Eleições no México: a pergunta que constrange todos os candidatos e AMLO
México tem mais de 100.000 desaparecidos por políticas das últimas duas décadas
Esta é a 11ª vez que a salvadorenha Blanca Arelí Gómez vem ao México. A 1.500 quilômetros de casa, ela busca pelo seu filho, Roberto. Ele está desaparecido desde 2010, quando tentava imigrar aos Estados Unidos.
Blanca relata a Crusoé as últimas palavras que ouviu de seu filho: “Mamãe, eu vou sair para buscar emprego”. Roberto tinha 19 anos de idade.
Ele queria ajudar no conserto da residência da família, que se arrastava havia uma década. A casa quase colapsou no início de 2001, quando El Salvador sofreu dois terremotos em um mês. Mais de 1.200 pessoas morreram na época.
“Eu lhe falei que não queria que fosse embora, mas o apoiei mesmo assim. Quando os filhos crescem, eles tomam suas decisões. Foi assim... Eu me despedi. E nunca mais pude abraçá-lo”, diz Blanca sob lágrimas.

PROBLEMA 1:
Nos registros, do início até a linha que contém "sunrise-value: 6:27 AM: [123, 348, 184, 366]", inclusive, troque "weekday-header" por "dia-da-semana" e reproduza essas linhas sem nenhuma outra alteração.

MATERIAL FORNECIDO:
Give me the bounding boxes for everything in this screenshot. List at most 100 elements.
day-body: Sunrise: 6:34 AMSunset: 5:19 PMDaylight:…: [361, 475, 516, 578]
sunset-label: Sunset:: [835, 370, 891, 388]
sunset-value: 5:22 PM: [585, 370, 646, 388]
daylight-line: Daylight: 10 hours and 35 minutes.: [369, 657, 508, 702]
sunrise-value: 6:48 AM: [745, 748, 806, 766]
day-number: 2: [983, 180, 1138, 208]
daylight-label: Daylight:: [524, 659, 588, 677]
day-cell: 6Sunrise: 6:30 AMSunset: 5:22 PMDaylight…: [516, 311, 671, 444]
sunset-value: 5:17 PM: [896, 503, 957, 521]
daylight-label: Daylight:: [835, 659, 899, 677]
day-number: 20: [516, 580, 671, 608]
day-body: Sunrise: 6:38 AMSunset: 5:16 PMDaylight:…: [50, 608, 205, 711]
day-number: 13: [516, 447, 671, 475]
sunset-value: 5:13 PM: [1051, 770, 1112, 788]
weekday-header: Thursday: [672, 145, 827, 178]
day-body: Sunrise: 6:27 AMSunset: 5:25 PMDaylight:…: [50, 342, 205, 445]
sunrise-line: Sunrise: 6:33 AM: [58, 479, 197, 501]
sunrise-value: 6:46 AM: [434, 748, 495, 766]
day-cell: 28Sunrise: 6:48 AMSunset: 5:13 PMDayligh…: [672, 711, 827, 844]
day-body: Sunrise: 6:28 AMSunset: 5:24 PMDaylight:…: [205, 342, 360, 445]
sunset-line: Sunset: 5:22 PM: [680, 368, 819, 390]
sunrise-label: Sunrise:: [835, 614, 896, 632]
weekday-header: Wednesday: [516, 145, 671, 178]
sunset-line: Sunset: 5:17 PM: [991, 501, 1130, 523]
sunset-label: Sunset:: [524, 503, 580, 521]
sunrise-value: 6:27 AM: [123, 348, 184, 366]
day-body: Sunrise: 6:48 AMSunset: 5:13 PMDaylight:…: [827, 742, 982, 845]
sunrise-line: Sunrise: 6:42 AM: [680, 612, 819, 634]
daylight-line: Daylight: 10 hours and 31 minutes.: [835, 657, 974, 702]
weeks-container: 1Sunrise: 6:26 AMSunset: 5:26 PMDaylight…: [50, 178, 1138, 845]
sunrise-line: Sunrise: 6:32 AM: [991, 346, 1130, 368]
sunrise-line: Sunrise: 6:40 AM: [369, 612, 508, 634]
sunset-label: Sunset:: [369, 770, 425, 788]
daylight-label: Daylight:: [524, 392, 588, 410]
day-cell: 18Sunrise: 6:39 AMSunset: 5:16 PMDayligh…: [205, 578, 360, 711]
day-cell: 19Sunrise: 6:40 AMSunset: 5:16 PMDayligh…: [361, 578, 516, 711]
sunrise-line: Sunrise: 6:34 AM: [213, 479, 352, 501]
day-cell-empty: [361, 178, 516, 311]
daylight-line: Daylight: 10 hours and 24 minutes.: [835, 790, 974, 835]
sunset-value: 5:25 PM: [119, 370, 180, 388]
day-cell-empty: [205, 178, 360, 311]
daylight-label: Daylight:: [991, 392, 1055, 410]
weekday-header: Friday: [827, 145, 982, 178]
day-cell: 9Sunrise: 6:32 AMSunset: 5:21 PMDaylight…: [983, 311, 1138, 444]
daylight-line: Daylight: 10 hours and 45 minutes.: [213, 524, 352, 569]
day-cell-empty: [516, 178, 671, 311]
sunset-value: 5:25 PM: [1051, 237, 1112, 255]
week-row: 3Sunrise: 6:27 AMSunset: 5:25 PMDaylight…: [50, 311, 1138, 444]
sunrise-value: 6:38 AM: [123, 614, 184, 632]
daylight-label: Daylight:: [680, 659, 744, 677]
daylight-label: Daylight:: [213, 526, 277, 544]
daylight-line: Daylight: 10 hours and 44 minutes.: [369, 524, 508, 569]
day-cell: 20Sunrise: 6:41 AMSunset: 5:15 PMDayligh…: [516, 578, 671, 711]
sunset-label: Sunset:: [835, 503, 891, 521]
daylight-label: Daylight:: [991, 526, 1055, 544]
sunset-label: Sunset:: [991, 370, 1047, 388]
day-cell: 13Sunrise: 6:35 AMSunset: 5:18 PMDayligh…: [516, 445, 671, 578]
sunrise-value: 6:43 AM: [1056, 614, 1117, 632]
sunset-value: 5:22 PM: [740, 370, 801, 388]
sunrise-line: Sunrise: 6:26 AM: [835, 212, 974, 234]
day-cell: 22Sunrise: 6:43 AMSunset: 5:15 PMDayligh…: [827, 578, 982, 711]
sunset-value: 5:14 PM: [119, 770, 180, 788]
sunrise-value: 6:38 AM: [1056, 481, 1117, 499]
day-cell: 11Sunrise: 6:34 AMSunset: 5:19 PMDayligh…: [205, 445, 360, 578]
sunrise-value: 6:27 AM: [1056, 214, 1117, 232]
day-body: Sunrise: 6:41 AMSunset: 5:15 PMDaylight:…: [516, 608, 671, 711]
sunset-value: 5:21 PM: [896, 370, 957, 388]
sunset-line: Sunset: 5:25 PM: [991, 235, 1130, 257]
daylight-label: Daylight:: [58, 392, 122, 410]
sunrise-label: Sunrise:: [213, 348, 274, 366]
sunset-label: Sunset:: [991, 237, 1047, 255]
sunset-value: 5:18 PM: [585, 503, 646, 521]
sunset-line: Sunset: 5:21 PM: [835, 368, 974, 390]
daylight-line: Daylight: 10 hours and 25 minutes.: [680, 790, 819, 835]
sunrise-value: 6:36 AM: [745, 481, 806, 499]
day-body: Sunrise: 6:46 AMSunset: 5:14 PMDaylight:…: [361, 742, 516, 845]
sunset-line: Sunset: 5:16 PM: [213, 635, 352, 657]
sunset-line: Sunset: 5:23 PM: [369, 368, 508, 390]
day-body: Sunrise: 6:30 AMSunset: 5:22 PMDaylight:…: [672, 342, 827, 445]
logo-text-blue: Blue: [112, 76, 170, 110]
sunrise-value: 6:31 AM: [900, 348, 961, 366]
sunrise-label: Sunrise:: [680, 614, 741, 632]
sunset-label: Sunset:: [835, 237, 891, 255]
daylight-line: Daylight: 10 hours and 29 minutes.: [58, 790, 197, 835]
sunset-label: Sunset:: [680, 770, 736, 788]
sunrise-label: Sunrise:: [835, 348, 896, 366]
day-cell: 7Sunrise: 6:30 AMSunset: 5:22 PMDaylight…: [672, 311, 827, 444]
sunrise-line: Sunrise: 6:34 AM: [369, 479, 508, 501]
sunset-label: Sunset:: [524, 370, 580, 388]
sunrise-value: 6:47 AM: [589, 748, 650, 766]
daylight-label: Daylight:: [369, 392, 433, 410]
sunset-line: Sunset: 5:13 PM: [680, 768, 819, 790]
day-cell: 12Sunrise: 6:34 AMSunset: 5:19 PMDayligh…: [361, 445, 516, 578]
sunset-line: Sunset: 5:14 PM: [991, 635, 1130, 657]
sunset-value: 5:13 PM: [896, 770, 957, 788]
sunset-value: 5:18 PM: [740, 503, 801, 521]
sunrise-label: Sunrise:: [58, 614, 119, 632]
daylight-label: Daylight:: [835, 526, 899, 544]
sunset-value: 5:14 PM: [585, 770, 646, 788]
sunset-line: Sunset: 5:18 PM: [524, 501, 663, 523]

PROBLEMA 2:
Responda com base no trecho sobre os desaparecidos no México:
(a) Desde que ano Roberto está desaparecido?
(b) Quantas vezes Blanca Arelí Gómez já veio ao México, contando a atual?
(c) Quantas pessoas morreram nos terremotos que atingiram El Salvador no início de 2001?

RESULTADO DA TAREFA 1:
Give me the bounding boxes for everything in this screenshot. List at most 100 elements.
day-body: Sunrise: 6:34 AMSunset: 5:19 PMDaylight:…: [361, 475, 516, 578]
sunset-label: Sunset:: [835, 370, 891, 388]
sunset-value: 5:22 PM: [585, 370, 646, 388]
daylight-line: Daylight: 10 hours and 35 minutes.: [369, 657, 508, 702]
sunrise-value: 6:48 AM: [745, 748, 806, 766]
day-number: 2: [983, 180, 1138, 208]
daylight-label: Daylight:: [524, 659, 588, 677]
day-cell: 6Sunrise: 6:30 AMSunset: 5:22 PMDaylight…: [516, 311, 671, 444]
sunset-value: 5:17 PM: [896, 503, 957, 521]
daylight-label: Daylight:: [835, 659, 899, 677]
day-number: 20: [516, 580, 671, 608]
day-body: Sunrise: 6:38 AMSunset: 5:16 PMDaylight:…: [50, 608, 205, 711]
day-number: 13: [516, 447, 671, 475]
sunset-value: 5:13 PM: [1051, 770, 1112, 788]
dia-da-semana: Thursday: [672, 145, 827, 178]
day-body: Sunrise: 6:27 AMSunset: 5:25 PMDaylight:…: [50, 342, 205, 445]
sunrise-line: Sunrise: 6:33 AM: [58, 479, 197, 501]
sunrise-value: 6:46 AM: [434, 748, 495, 766]
day-cell: 28Sunrise: 6:48 AMSunset: 5:13 PMDayligh…: [672, 711, 827, 844]
day-body: Sunrise: 6:28 AMSunset: 5:24 PMDaylight:…: [205, 342, 360, 445]
sunset-line: Sunset: 5:22 PM: [680, 368, 819, 390]
sunrise-label: Sunrise:: [835, 614, 896, 632]
dia-da-semana: Wednesday: [516, 145, 671, 178]
sunset-line: Sunset: 5:17 PM: [991, 501, 1130, 523]
sunset-label: Sunset:: [524, 503, 580, 521]
sunrise-value: 6:27 AM: [123, 348, 184, 366]

RESULTADO DA TAREFA 2:
(a) Desde 2010.
(b) Onze vezes.
(c) Mais de 1.200 pessoas.